--- Start ENTRIES PROVIDED ---
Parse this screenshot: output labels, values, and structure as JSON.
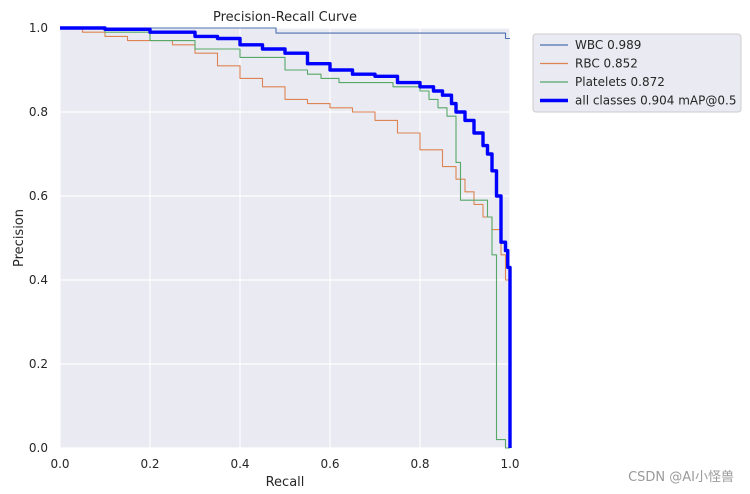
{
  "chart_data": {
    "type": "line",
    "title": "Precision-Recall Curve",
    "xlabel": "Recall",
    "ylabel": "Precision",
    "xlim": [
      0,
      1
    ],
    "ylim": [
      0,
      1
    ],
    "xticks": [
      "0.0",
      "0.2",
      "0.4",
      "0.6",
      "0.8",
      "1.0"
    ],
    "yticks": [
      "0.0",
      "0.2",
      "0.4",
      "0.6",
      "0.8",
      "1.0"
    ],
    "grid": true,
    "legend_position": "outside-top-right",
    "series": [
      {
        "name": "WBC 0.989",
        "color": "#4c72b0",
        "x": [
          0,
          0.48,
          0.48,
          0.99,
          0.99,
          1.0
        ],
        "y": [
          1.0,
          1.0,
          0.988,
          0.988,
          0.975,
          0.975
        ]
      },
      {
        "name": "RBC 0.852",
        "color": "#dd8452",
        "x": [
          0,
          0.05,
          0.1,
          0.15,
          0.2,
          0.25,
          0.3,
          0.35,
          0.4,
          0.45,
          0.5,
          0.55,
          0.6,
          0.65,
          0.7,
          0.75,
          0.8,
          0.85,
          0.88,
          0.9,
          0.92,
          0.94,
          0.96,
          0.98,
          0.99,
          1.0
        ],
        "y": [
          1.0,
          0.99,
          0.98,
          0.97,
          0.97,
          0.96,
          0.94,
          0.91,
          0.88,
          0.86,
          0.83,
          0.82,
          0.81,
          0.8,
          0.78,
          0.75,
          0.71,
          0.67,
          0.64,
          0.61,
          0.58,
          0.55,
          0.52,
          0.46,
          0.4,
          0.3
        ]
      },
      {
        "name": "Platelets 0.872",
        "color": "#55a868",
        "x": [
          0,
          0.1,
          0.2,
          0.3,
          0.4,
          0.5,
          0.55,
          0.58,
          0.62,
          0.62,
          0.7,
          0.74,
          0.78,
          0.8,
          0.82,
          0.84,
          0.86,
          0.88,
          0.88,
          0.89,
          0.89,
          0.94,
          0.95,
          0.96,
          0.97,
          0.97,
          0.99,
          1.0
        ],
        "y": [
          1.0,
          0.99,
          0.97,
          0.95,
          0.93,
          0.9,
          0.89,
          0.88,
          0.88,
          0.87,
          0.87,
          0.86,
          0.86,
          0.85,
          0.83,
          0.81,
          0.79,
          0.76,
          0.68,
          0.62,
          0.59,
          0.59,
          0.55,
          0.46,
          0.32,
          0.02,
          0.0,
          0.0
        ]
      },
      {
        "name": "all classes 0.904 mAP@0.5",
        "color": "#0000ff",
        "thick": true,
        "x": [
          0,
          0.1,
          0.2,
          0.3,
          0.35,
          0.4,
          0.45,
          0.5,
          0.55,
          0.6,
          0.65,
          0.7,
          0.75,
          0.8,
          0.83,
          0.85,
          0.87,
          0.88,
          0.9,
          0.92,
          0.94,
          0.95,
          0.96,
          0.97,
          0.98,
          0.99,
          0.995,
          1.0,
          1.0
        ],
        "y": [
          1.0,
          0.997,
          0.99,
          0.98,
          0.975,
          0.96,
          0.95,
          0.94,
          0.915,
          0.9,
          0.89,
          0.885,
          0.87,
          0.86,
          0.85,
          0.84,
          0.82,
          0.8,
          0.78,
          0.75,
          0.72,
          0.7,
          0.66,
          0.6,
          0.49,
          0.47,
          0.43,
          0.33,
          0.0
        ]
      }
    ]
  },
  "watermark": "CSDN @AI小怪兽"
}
--- End ENTRIES PROVIDED ---
GIVEN REQUEST:
Quote the preceding listing precisely and completely, omitting its images.

ANSWER TO THE PROBLEM:
Parse this screenshot: output labels, values, and structure as JSON.
{
  "chart_data": {
    "type": "line",
    "title": "Precision-Recall Curve",
    "xlabel": "Recall",
    "ylabel": "Precision",
    "xlim": [
      0,
      1
    ],
    "ylim": [
      0,
      1
    ],
    "xticks": [
      "0.0",
      "0.2",
      "0.4",
      "0.6",
      "0.8",
      "1.0"
    ],
    "yticks": [
      "0.0",
      "0.2",
      "0.4",
      "0.6",
      "0.8",
      "1.0"
    ],
    "grid": true,
    "legend_position": "outside-top-right",
    "series": [
      {
        "name": "WBC 0.989",
        "color": "#4c72b0",
        "x": [
          0,
          0.48,
          0.48,
          0.99,
          0.99,
          1.0
        ],
        "y": [
          1.0,
          1.0,
          0.988,
          0.988,
          0.975,
          0.975
        ]
      },
      {
        "name": "RBC 0.852",
        "color": "#dd8452",
        "x": [
          0,
          0.05,
          0.1,
          0.15,
          0.2,
          0.25,
          0.3,
          0.35,
          0.4,
          0.45,
          0.5,
          0.55,
          0.6,
          0.65,
          0.7,
          0.75,
          0.8,
          0.85,
          0.88,
          0.9,
          0.92,
          0.94,
          0.96,
          0.98,
          0.99,
          1.0
        ],
        "y": [
          1.0,
          0.99,
          0.98,
          0.97,
          0.97,
          0.96,
          0.94,
          0.91,
          0.88,
          0.86,
          0.83,
          0.82,
          0.81,
          0.8,
          0.78,
          0.75,
          0.71,
          0.67,
          0.64,
          0.61,
          0.58,
          0.55,
          0.52,
          0.46,
          0.4,
          0.3
        ]
      },
      {
        "name": "Platelets 0.872",
        "color": "#55a868",
        "x": [
          0,
          0.1,
          0.2,
          0.3,
          0.4,
          0.5,
          0.55,
          0.58,
          0.62,
          0.62,
          0.7,
          0.74,
          0.78,
          0.8,
          0.82,
          0.84,
          0.86,
          0.88,
          0.88,
          0.89,
          0.89,
          0.94,
          0.95,
          0.96,
          0.97,
          0.97,
          0.99,
          1.0
        ],
        "y": [
          1.0,
          0.99,
          0.97,
          0.95,
          0.93,
          0.9,
          0.89,
          0.88,
          0.88,
          0.87,
          0.87,
          0.86,
          0.86,
          0.85,
          0.83,
          0.81,
          0.79,
          0.76,
          0.68,
          0.62,
          0.59,
          0.59,
          0.55,
          0.46,
          0.32,
          0.02,
          0.0,
          0.0
        ]
      },
      {
        "name": "all classes 0.904 mAP@0.5",
        "color": "#0000ff",
        "thick": true,
        "x": [
          0,
          0.1,
          0.2,
          0.3,
          0.35,
          0.4,
          0.45,
          0.5,
          0.55,
          0.6,
          0.65,
          0.7,
          0.75,
          0.8,
          0.83,
          0.85,
          0.87,
          0.88,
          0.9,
          0.92,
          0.94,
          0.95,
          0.96,
          0.97,
          0.98,
          0.99,
          0.995,
          1.0,
          1.0
        ],
        "y": [
          1.0,
          0.997,
          0.99,
          0.98,
          0.975,
          0.96,
          0.95,
          0.94,
          0.915,
          0.9,
          0.89,
          0.885,
          0.87,
          0.86,
          0.85,
          0.84,
          0.82,
          0.8,
          0.78,
          0.75,
          0.72,
          0.7,
          0.66,
          0.6,
          0.49,
          0.47,
          0.43,
          0.33,
          0.0
        ]
      }
    ]
  },
  "watermark": "CSDN @AI小怪兽"
}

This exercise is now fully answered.